[Begin SUPPLIED MATERIAL]

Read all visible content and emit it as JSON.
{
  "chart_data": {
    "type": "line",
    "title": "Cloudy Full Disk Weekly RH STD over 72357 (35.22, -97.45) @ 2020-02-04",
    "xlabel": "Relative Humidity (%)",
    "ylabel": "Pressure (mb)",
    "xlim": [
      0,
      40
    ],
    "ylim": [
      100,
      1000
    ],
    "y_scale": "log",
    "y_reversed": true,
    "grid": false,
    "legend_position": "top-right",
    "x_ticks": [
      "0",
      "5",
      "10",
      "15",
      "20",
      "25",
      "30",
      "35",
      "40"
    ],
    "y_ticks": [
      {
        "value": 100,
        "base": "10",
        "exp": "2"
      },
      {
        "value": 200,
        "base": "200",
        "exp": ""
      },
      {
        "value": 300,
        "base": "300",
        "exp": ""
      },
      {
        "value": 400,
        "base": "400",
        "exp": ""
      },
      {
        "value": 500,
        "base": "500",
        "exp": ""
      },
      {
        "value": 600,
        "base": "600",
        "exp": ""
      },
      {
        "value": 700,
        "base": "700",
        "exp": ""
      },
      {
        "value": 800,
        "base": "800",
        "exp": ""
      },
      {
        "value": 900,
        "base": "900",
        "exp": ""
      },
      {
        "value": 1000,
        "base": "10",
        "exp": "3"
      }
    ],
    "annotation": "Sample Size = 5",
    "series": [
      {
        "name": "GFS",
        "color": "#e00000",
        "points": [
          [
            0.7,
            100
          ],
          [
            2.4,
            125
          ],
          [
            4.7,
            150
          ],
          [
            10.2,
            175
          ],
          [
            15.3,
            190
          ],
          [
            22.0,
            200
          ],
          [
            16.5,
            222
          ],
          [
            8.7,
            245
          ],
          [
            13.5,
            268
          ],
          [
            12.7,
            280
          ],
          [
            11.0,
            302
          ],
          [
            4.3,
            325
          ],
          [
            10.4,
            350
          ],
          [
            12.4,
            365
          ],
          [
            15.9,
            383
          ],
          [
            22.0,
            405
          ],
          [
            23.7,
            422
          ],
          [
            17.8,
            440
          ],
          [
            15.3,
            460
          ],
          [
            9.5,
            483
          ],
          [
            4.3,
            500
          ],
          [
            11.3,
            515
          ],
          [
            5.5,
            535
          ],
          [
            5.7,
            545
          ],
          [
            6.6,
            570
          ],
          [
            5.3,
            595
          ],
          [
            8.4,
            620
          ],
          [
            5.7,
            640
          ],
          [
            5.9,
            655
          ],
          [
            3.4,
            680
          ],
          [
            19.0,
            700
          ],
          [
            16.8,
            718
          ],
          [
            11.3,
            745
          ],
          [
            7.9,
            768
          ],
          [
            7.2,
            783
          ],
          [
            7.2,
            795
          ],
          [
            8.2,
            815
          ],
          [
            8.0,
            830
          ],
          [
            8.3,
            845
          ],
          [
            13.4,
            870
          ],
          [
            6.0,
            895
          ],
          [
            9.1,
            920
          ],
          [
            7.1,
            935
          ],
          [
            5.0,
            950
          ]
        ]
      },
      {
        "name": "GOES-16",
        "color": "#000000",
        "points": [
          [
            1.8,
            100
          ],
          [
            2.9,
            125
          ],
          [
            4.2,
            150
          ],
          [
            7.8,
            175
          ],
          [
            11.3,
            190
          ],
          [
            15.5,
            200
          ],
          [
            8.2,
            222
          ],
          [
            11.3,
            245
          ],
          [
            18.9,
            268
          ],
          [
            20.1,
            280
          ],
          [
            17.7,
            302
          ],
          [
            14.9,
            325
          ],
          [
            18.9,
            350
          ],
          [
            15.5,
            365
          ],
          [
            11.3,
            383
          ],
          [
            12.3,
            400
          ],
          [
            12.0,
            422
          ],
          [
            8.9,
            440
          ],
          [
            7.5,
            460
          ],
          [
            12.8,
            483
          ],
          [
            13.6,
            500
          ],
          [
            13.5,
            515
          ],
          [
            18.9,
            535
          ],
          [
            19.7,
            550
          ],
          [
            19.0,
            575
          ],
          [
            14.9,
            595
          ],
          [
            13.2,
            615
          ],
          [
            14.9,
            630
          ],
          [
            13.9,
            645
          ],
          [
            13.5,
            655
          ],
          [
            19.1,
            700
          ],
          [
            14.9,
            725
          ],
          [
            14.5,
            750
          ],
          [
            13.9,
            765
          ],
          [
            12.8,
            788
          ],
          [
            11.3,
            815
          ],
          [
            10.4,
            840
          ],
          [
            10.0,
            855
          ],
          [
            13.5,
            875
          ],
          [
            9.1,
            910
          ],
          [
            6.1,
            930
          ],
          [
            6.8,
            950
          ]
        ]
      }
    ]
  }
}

[End SUPPLIED MATERIAL]

TASK DIRECTIONS
Using the listing above, pull out all lines that hold the word "value".

EXERCISE OUTPUT
        "value": 100,
        "value": 200,
        "value": 300,
        "value": 400,
        "value": 500,
        "value": 600,
        "value": 700,
        "value": 800,
        "value": 900,
        "value": 1000,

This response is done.